## Start

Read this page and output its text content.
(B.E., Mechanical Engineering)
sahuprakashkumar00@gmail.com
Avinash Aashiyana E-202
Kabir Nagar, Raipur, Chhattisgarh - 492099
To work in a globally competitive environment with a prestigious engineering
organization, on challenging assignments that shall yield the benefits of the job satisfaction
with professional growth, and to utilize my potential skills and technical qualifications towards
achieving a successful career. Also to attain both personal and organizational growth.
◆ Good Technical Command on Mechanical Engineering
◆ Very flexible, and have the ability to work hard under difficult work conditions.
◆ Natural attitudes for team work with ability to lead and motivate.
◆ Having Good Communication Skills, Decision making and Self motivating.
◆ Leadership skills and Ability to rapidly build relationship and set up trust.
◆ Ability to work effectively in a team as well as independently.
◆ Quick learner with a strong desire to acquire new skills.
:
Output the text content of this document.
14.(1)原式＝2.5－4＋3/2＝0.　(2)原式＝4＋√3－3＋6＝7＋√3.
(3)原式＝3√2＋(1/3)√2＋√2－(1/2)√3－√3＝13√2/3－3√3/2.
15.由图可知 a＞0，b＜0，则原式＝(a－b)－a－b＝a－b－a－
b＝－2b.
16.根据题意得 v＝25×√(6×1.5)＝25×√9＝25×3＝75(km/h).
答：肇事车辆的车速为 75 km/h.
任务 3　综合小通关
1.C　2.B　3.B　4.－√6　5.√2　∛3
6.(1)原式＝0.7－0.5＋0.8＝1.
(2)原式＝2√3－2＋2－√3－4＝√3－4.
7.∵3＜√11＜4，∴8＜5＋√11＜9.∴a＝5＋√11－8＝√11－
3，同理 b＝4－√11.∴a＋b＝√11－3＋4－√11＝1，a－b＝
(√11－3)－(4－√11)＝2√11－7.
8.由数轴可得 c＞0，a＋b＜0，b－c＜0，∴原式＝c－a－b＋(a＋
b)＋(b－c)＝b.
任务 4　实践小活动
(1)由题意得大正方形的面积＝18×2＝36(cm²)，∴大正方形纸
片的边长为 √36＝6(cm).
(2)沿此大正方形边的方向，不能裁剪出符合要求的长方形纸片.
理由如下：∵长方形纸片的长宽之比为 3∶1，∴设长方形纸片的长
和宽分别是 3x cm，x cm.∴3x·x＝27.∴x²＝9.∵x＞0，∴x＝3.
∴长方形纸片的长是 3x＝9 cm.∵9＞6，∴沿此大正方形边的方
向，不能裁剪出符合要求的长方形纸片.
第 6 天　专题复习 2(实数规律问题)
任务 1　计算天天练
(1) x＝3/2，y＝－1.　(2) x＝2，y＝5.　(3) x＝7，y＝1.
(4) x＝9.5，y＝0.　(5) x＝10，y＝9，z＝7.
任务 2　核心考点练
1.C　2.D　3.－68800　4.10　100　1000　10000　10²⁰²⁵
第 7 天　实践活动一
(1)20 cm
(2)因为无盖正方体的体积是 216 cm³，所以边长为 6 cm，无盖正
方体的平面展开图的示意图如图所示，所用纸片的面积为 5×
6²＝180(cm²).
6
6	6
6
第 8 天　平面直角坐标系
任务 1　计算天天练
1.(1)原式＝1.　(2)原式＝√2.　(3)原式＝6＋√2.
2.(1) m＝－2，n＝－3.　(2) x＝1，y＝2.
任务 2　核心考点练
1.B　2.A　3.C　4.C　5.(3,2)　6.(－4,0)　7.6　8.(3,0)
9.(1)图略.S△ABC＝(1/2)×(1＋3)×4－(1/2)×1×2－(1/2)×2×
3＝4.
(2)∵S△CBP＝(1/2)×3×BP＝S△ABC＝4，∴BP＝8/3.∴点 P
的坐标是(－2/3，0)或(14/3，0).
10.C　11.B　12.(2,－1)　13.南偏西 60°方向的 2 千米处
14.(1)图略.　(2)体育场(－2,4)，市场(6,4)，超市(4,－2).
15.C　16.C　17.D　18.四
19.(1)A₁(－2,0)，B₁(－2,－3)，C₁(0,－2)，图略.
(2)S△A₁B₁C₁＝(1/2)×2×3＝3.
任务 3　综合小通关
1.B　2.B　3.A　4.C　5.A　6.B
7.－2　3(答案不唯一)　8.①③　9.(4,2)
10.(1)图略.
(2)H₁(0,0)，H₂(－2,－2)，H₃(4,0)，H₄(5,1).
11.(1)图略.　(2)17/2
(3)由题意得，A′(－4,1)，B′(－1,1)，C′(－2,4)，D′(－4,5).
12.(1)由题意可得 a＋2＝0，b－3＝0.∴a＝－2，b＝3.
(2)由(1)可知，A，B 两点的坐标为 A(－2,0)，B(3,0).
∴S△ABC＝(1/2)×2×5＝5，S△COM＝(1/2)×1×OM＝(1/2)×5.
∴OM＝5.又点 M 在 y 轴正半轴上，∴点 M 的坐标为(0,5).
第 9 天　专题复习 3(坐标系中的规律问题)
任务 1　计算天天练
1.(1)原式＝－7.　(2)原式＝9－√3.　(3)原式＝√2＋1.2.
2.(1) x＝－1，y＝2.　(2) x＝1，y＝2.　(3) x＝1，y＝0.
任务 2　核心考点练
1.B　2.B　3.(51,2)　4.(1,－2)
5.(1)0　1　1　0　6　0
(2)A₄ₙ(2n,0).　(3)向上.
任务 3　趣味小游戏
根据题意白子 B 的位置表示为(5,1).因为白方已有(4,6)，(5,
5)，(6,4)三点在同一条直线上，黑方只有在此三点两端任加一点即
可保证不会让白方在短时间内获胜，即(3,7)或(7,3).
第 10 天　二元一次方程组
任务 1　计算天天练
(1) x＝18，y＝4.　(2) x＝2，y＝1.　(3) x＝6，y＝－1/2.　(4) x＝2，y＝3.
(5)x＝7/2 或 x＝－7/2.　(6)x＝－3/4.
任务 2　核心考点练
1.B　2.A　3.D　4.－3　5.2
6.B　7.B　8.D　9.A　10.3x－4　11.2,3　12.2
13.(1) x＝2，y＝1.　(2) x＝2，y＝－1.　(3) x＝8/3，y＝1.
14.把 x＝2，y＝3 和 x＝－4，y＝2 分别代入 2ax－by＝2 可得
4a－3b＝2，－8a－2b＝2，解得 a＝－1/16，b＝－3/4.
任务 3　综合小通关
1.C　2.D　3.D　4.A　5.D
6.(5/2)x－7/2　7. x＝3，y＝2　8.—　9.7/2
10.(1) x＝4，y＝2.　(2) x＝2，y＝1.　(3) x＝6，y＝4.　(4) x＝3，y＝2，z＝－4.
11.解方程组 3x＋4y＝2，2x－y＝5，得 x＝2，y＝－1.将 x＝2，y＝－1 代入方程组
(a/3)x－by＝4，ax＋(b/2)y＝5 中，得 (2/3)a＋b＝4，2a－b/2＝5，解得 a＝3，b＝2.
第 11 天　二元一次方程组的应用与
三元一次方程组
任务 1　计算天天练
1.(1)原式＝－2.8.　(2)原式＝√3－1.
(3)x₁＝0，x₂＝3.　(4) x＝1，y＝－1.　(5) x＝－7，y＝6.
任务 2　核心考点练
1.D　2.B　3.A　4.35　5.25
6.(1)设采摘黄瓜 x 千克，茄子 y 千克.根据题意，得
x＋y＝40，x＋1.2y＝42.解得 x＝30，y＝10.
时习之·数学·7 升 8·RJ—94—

## End

What you will do | Pick out the lines containing the word "不能裁剪出符合要求的长方形纸片" and show them.

Output |
(2)沿此大正方形边的方向，不能裁剪出符合要求的长方形纸片.
向，不能裁剪出符合要求的长方形纸片.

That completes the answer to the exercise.